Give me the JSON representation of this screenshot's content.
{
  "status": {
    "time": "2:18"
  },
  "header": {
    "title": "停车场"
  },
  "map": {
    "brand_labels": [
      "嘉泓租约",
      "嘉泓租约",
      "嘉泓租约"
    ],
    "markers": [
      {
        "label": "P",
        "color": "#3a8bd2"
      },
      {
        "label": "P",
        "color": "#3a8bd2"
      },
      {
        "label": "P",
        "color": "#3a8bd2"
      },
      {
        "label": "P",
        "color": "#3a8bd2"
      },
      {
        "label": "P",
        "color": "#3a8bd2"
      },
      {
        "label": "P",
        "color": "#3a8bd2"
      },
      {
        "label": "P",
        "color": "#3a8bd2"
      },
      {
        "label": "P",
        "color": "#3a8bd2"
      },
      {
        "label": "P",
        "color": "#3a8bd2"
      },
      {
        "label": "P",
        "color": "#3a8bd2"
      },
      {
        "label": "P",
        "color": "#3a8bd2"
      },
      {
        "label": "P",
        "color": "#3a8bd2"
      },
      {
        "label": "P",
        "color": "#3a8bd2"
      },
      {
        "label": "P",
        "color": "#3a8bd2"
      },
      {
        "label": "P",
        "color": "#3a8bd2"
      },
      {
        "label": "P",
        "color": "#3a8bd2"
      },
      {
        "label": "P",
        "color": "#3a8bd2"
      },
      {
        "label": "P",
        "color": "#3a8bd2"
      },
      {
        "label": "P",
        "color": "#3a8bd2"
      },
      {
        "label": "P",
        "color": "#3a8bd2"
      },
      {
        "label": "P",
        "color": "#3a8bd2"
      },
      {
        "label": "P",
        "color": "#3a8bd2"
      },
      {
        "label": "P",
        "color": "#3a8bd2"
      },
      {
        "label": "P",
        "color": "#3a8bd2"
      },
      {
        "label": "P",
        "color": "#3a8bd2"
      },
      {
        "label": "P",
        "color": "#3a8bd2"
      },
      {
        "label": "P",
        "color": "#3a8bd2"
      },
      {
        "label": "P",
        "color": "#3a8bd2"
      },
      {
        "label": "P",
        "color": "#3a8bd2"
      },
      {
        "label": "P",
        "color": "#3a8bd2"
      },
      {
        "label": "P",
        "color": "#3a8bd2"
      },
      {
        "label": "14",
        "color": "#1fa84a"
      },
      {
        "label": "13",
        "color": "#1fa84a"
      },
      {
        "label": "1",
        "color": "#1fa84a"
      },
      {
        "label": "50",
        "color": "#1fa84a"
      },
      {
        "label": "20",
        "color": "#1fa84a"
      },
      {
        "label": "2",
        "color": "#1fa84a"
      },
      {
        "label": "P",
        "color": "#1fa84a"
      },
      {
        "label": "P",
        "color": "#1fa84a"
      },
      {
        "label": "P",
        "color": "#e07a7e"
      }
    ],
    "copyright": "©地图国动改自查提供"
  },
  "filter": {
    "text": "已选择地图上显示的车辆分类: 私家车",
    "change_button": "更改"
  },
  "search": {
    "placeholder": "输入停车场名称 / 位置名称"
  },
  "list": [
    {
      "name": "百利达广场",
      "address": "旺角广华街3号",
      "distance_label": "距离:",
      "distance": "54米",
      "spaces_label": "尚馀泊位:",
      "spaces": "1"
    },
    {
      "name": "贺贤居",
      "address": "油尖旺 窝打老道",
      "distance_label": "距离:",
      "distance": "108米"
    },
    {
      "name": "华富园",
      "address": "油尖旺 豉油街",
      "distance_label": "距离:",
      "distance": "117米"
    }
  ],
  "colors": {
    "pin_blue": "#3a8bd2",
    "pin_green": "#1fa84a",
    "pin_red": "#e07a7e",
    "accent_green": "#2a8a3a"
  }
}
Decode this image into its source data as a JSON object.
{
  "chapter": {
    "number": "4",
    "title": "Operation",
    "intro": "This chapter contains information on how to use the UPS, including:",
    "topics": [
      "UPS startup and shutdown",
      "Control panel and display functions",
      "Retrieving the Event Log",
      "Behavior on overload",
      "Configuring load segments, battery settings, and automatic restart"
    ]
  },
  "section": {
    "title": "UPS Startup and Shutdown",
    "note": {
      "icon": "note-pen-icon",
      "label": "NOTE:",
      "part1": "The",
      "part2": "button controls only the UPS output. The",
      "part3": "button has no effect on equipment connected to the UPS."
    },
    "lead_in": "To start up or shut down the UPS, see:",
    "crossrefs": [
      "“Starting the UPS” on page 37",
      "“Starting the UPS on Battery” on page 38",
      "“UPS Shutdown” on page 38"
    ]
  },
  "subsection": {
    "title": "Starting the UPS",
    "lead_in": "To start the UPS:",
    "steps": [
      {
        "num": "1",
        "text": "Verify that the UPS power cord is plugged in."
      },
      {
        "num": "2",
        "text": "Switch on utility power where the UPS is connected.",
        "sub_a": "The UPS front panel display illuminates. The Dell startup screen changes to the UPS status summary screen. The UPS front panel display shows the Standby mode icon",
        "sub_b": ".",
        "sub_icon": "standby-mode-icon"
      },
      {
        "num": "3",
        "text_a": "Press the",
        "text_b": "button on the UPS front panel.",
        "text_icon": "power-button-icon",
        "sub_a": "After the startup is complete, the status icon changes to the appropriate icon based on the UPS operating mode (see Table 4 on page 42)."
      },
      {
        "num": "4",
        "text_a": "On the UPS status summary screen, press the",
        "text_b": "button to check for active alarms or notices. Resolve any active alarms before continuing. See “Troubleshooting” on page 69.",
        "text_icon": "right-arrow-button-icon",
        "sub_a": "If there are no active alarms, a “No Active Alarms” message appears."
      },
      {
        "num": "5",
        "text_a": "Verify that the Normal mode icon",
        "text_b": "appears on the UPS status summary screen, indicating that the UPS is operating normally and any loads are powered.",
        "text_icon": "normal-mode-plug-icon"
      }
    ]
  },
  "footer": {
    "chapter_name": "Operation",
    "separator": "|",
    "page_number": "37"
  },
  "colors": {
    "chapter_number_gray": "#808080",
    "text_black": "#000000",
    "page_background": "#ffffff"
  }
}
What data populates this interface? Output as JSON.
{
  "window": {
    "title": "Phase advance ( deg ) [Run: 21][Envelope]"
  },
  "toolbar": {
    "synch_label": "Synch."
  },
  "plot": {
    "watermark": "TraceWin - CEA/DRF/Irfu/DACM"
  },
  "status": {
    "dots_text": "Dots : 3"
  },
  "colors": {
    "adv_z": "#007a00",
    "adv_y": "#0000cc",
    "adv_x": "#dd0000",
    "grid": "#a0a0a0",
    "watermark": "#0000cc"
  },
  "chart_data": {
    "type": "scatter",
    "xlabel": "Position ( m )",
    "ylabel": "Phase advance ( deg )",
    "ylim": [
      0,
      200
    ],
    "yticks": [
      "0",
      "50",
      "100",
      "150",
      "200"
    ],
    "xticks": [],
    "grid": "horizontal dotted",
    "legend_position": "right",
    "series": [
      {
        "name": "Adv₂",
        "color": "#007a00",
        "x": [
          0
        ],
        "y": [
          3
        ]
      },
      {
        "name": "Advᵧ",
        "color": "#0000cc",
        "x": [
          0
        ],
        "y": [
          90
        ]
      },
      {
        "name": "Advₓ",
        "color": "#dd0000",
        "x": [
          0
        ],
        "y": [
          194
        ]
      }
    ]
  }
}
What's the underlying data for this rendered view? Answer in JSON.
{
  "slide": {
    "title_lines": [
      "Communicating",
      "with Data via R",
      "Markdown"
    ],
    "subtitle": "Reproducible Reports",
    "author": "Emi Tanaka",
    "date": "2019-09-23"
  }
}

□ □ □ □ □

Read the entries and pick out all lines that include the word "status".

  "status": {
        "sub_a": "The UPS front panel display illuminates. The Dell startup screen changes to the UPS status summary screen. The UPS front panel display shows the Standby mode icon",
        "sub_a": "After the startup is complete, the status icon changes to the appropriate icon based on the UPS operating mode (see Table 4 on page 42)."
        "text_a": "On the UPS status summary screen, press the",
        "text_b": "appears on the UPS status summary screen, indicating that the UPS is operating normally and any loads are powered.",
  "status": {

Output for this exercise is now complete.